Element box records:
★ ★ ★ ★
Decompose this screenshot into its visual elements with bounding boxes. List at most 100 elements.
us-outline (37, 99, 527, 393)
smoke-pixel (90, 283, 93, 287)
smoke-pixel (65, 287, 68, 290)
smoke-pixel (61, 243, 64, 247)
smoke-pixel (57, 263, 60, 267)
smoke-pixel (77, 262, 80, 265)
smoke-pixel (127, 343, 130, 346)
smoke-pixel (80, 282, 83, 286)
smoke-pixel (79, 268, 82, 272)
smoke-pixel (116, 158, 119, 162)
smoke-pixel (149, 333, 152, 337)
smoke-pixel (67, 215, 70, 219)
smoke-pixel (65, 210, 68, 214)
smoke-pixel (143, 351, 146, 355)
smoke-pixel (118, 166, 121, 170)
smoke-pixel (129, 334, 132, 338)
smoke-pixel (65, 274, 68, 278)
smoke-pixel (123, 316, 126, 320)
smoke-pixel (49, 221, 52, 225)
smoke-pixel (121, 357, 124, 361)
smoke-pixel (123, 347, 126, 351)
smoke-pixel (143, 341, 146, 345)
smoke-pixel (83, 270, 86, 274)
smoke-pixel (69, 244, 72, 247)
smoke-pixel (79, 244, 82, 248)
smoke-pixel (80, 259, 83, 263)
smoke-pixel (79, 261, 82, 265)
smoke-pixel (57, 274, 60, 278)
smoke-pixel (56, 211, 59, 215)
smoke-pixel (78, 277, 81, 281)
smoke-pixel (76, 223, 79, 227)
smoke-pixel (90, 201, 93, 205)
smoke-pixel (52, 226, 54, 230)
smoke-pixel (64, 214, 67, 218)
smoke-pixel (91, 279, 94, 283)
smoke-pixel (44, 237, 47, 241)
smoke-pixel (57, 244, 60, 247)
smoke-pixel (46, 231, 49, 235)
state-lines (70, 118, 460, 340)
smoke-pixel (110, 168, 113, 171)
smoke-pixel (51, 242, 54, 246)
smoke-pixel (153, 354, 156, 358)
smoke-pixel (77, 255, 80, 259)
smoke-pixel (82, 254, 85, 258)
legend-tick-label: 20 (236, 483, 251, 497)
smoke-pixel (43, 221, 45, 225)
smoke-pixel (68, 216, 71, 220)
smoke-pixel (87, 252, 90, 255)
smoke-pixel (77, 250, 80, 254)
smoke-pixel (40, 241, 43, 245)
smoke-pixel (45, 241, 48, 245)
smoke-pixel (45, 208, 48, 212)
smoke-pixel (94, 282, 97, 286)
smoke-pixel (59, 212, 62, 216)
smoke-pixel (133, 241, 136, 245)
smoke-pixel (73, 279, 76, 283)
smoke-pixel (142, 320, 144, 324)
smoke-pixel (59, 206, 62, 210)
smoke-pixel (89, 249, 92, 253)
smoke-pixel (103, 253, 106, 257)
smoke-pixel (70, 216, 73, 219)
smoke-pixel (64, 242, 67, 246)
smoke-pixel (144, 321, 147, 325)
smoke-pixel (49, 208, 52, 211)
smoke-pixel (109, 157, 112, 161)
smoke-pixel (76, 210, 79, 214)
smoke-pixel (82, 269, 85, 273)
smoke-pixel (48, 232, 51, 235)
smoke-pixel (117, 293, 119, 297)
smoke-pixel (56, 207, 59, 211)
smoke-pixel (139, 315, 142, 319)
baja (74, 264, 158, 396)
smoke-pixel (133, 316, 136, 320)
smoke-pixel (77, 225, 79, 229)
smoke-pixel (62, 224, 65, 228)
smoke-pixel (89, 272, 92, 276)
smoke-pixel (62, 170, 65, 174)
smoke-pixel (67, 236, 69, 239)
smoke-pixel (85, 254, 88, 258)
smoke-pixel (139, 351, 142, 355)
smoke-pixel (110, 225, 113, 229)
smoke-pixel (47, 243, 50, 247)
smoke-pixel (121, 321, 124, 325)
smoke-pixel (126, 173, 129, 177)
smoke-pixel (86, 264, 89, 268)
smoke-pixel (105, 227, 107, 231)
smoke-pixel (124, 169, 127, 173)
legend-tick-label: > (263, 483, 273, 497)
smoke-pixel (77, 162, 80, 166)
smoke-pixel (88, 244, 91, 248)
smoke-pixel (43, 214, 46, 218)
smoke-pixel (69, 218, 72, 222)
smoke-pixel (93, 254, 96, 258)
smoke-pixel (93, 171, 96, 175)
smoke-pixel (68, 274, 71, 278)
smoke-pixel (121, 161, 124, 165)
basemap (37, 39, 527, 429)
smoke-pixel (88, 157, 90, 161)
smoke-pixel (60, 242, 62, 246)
★ ★ ★ ★
§ **Work to complete**
Copy out every line of the listing above, with no changes.

§ **Response to the task**
Decompose this screenshot into its visual elements with bounding boxes. List at most 100 elements.
us-outline (37, 99, 527, 393)
smoke-pixel (90, 283, 93, 287)
smoke-pixel (65, 287, 68, 290)
smoke-pixel (61, 243, 64, 247)
smoke-pixel (57, 263, 60, 267)
smoke-pixel (77, 262, 80, 265)
smoke-pixel (127, 343, 130, 346)
smoke-pixel (80, 282, 83, 286)
smoke-pixel (79, 268, 82, 272)
smoke-pixel (116, 158, 119, 162)
smoke-pixel (149, 333, 152, 337)
smoke-pixel (67, 215, 70, 219)
smoke-pixel (65, 210, 68, 214)
smoke-pixel (143, 351, 146, 355)
smoke-pixel (118, 166, 121, 170)
smoke-pixel (129, 334, 132, 338)
smoke-pixel (65, 274, 68, 278)
smoke-pixel (123, 316, 126, 320)
smoke-pixel (49, 221, 52, 225)
smoke-pixel (121, 357, 124, 361)
smoke-pixel (123, 347, 126, 351)
smoke-pixel (143, 341, 146, 345)
smoke-pixel (83, 270, 86, 274)
smoke-pixel (69, 244, 72, 247)
smoke-pixel (79, 244, 82, 248)
smoke-pixel (80, 259, 83, 263)
smoke-pixel (79, 261, 82, 265)
smoke-pixel (57, 274, 60, 278)
smoke-pixel (56, 211, 59, 215)
smoke-pixel (78, 277, 81, 281)
smoke-pixel (76, 223, 79, 227)
smoke-pixel (90, 201, 93, 205)
smoke-pixel (52, 226, 54, 230)
smoke-pixel (64, 214, 67, 218)
smoke-pixel (91, 279, 94, 283)
smoke-pixel (44, 237, 47, 241)
smoke-pixel (57, 244, 60, 247)
smoke-pixel (46, 231, 49, 235)
state-lines (70, 118, 460, 340)
smoke-pixel (110, 168, 113, 171)
smoke-pixel (51, 242, 54, 246)
smoke-pixel (153, 354, 156, 358)
smoke-pixel (77, 255, 80, 259)
smoke-pixel (82, 254, 85, 258)
legend-tick-label: 20 (236, 483, 251, 497)
smoke-pixel (43, 221, 45, 225)
smoke-pixel (68, 216, 71, 220)
smoke-pixel (87, 252, 90, 255)
smoke-pixel (77, 250, 80, 254)
smoke-pixel (40, 241, 43, 245)
smoke-pixel (45, 241, 48, 245)
smoke-pixel (45, 208, 48, 212)
smoke-pixel (94, 282, 97, 286)
smoke-pixel (59, 212, 62, 216)
smoke-pixel (133, 241, 136, 245)
smoke-pixel (73, 279, 76, 283)
smoke-pixel (142, 320, 144, 324)
smoke-pixel (59, 206, 62, 210)
smoke-pixel (89, 249, 92, 253)
smoke-pixel (103, 253, 106, 257)
smoke-pixel (70, 216, 73, 219)
smoke-pixel (64, 242, 67, 246)
smoke-pixel (144, 321, 147, 325)
smoke-pixel (49, 208, 52, 211)
smoke-pixel (109, 157, 112, 161)
smoke-pixel (76, 210, 79, 214)
smoke-pixel (82, 269, 85, 273)
smoke-pixel (48, 232, 51, 235)
smoke-pixel (117, 293, 119, 297)
smoke-pixel (56, 207, 59, 211)
smoke-pixel (139, 315, 142, 319)
baja (74, 264, 158, 396)
smoke-pixel (133, 316, 136, 320)
smoke-pixel (77, 225, 79, 229)
smoke-pixel (62, 224, 65, 228)
smoke-pixel (89, 272, 92, 276)
smoke-pixel (62, 170, 65, 174)
smoke-pixel (67, 236, 69, 239)
smoke-pixel (85, 254, 88, 258)
smoke-pixel (139, 351, 142, 355)
smoke-pixel (110, 225, 113, 229)
smoke-pixel (47, 243, 50, 247)
smoke-pixel (121, 321, 124, 325)
smoke-pixel (126, 173, 129, 177)
smoke-pixel (86, 264, 89, 268)
smoke-pixel (105, 227, 107, 231)
smoke-pixel (124, 169, 127, 173)
legend-tick-label: > (263, 483, 273, 497)
smoke-pixel (77, 162, 80, 166)
smoke-pixel (88, 244, 91, 248)
smoke-pixel (43, 214, 46, 218)
smoke-pixel (69, 218, 72, 222)
smoke-pixel (93, 254, 96, 258)
smoke-pixel (93, 171, 96, 175)
smoke-pixel (68, 274, 71, 278)
smoke-pixel (121, 161, 124, 165)
basemap (37, 39, 527, 429)
smoke-pixel (88, 157, 90, 161)
smoke-pixel (60, 242, 62, 246)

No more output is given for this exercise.